GOAL ▸
Copy every entry word for word, but skip the pictures.

Data records
----------

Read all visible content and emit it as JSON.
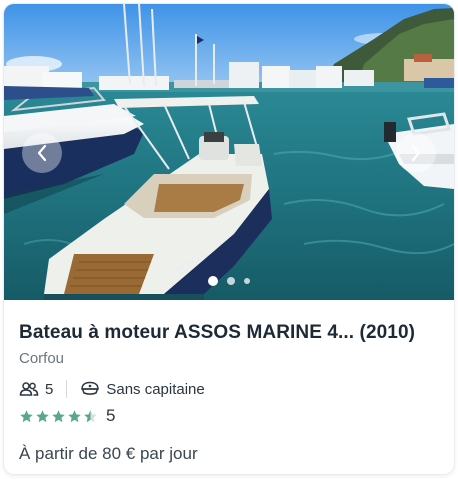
{
  "listing": {
    "title": "Bateau à moteur ASSOS MARINE 4... (2010)",
    "location": "Corfou",
    "capacity": "5",
    "captain": "Sans capitaine",
    "rating_value": "5",
    "stars_filled": 4.5,
    "price": "À partir de 80 € par jour"
  },
  "carousel": {
    "slide_count": 3,
    "active_index": 0
  },
  "icons": {
    "prev": "chevron-left-icon",
    "next": "chevron-right-icon",
    "capacity": "people-icon",
    "captain": "captain-hat-icon",
    "star": "star-icon"
  },
  "colors": {
    "star": "#5aa88c",
    "title": "#1d2a35",
    "muted": "#6b7580"
  }
}
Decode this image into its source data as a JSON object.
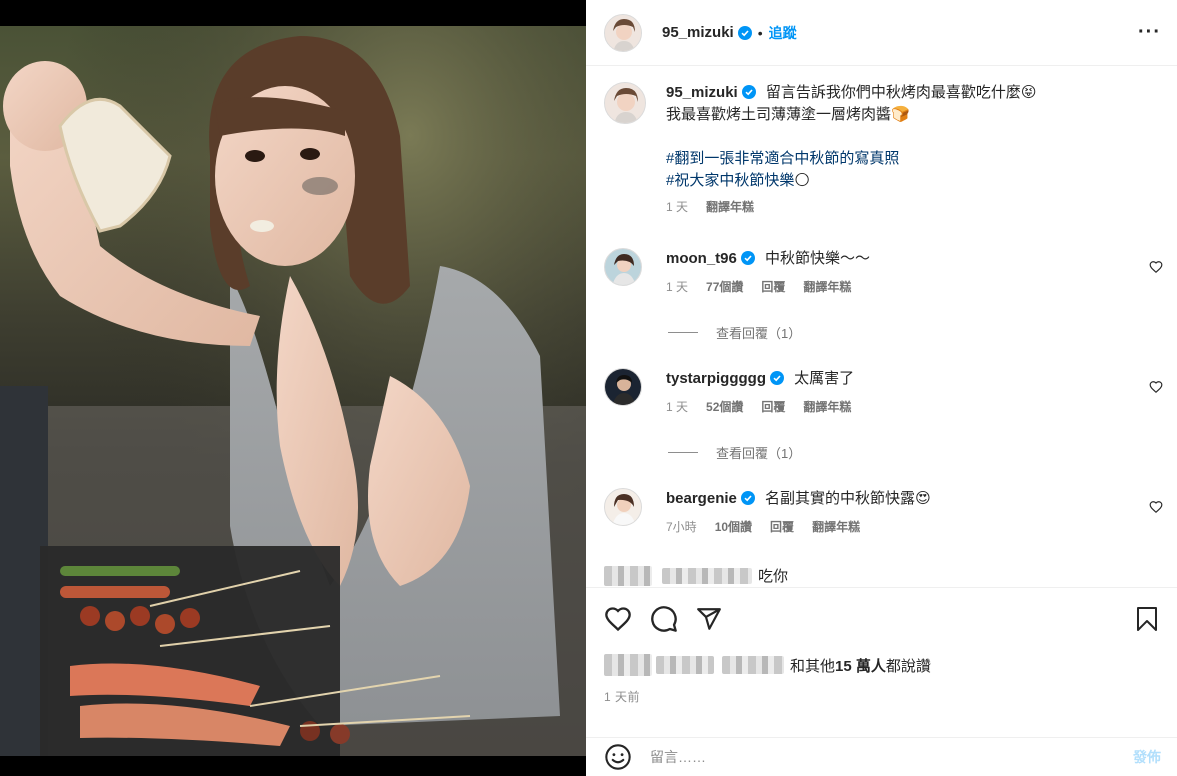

----------

REPLY TO THE EXERCISE ▸
Read all visible content and emit it as JSON.
{
  "listing": {
    "title": "Bateau à moteur ASSOS MARINE 4... (2010)",
    "location": "Corfou",
    "capacity": "5",
    "captain": "Sans capitaine",
    "rating_value": "5",
    "stars_filled": 4.5,
    "price": "À partir de 80 € par jour"
  },
  "carousel": {
    "slide_count": 3,
    "active_index": 0
  },
  "icons": {
    "prev": "chevron-left-icon",
    "next": "chevron-right-icon",
    "capacity": "people-icon",
    "captain": "captain-hat-icon",
    "star": "star-icon"
  },
  "colors": {
    "star": "#5aa88c",
    "title": "#1d2a35",
    "muted": "#6b7580"
  }
}
Decode this image into its source data as a JSON object.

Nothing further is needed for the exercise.